◆ EXERCISE DIRECTIONS:
Copy each line in which the string "selected" occurs.

Stored data:
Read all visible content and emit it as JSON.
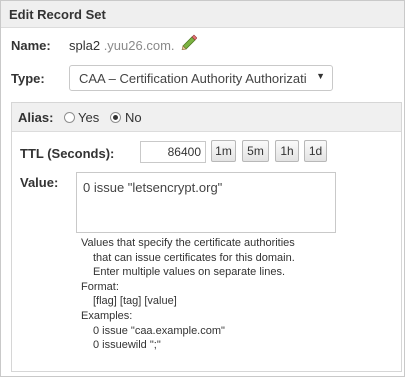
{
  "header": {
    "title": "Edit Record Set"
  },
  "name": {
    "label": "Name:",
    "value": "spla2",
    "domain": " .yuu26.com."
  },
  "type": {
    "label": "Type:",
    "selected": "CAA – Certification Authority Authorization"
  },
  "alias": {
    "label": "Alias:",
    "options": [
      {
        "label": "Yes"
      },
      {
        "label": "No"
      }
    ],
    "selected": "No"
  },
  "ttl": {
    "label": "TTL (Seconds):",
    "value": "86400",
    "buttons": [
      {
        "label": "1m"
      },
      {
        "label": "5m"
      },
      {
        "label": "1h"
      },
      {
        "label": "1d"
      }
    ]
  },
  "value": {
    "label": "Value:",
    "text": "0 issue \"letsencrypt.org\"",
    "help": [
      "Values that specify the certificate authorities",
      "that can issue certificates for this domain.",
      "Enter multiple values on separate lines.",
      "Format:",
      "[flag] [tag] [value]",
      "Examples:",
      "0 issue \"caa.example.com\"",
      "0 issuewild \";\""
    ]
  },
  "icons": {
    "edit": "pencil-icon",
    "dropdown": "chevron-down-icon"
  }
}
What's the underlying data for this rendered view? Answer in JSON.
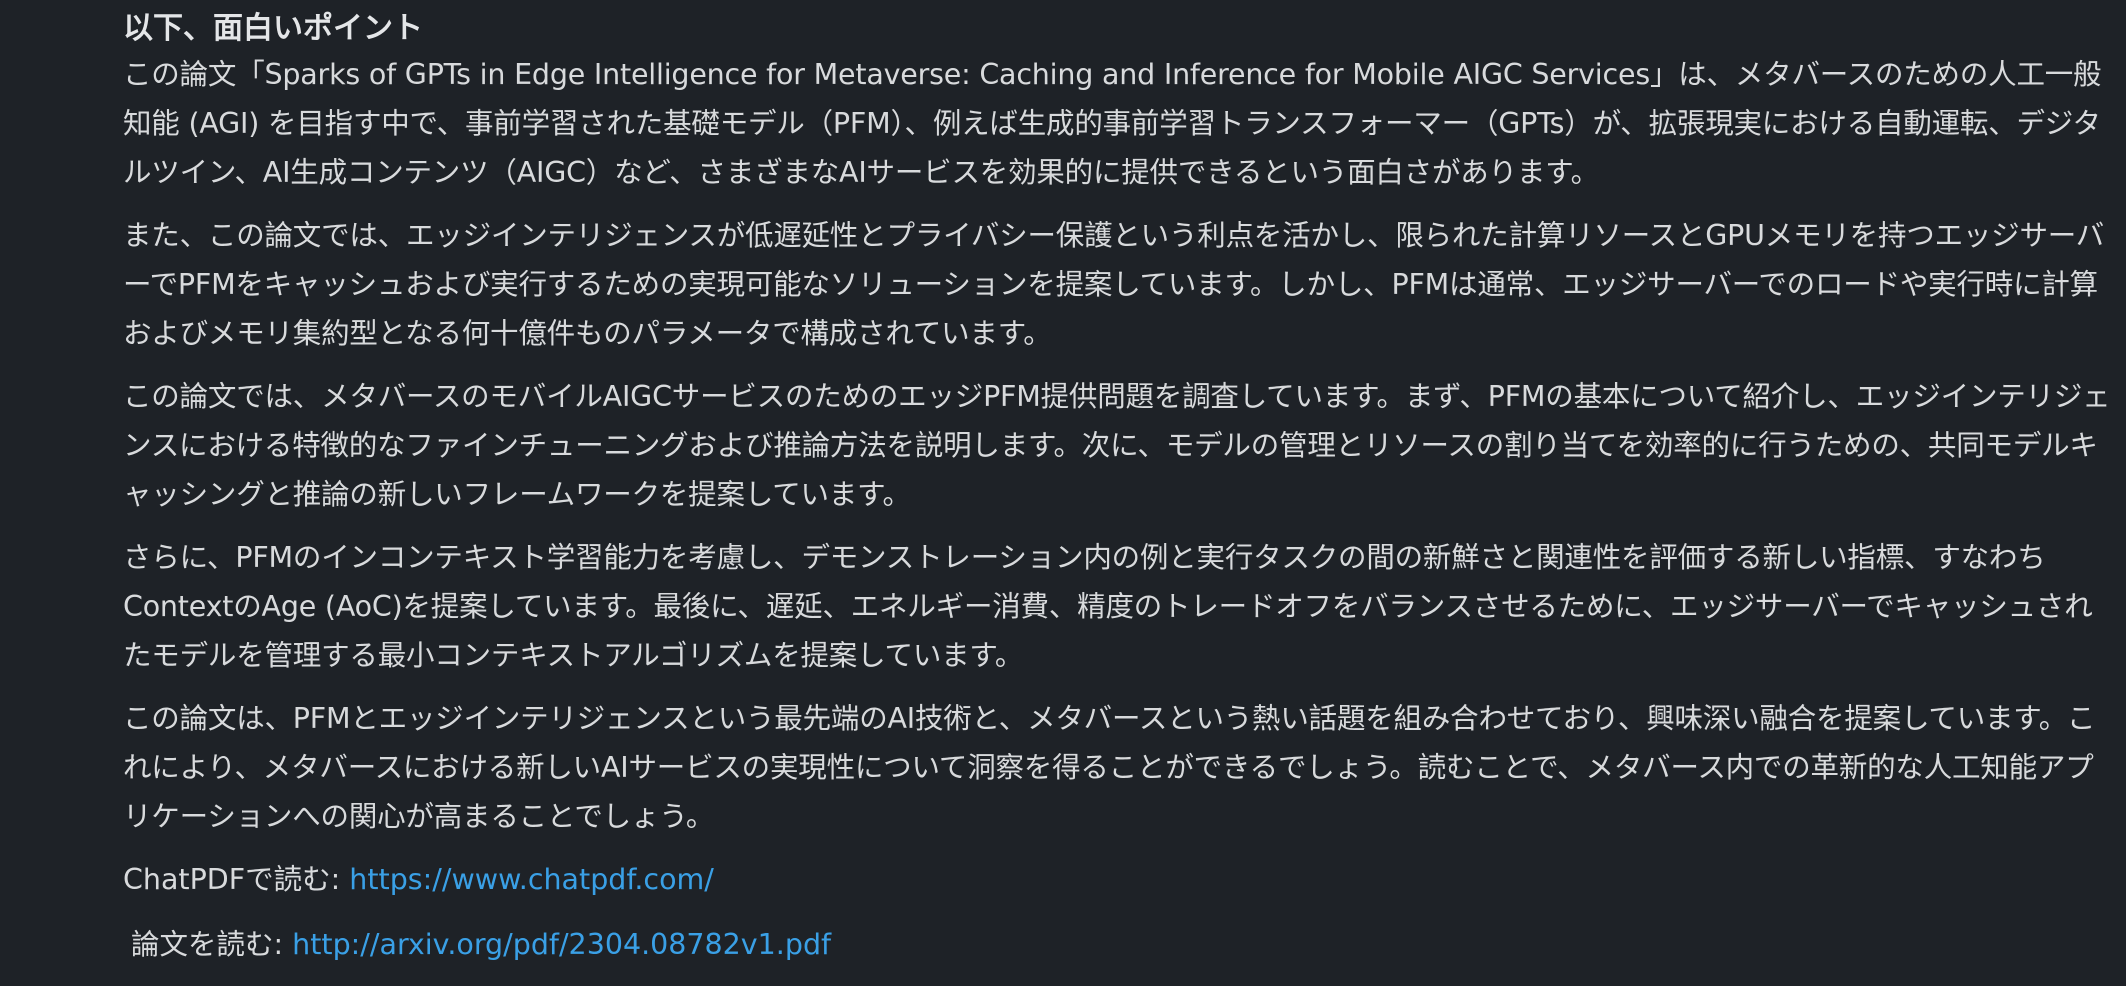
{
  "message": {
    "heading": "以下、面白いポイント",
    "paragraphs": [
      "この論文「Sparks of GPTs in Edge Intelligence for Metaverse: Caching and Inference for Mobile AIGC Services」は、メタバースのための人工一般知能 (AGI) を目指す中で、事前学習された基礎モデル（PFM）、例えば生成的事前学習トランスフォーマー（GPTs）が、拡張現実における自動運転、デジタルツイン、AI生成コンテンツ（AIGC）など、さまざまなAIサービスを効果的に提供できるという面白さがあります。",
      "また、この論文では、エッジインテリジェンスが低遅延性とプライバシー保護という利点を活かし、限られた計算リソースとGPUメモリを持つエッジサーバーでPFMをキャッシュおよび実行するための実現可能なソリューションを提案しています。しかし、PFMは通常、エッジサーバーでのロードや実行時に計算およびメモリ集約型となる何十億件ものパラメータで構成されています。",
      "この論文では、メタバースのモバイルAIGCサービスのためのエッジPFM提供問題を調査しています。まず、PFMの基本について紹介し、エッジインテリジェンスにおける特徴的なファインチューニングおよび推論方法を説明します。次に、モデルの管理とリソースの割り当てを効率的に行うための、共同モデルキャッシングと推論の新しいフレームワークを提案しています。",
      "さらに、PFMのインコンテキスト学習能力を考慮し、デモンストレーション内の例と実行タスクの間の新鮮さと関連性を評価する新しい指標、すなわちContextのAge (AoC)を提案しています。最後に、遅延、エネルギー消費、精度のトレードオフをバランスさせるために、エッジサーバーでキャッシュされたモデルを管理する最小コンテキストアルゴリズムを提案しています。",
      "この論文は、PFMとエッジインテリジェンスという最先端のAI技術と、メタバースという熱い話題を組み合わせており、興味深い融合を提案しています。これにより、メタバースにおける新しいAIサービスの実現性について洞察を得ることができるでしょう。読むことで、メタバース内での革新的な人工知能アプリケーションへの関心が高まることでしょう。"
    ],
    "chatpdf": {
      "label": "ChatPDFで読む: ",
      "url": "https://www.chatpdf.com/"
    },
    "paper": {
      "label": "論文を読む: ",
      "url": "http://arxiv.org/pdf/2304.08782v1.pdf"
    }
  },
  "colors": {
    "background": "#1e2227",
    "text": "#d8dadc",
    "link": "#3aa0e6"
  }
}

◆ SOLUTION FOR THIS TASK:
    "selected": "CAA – Certification Authority Authorization"
    "selected": "No"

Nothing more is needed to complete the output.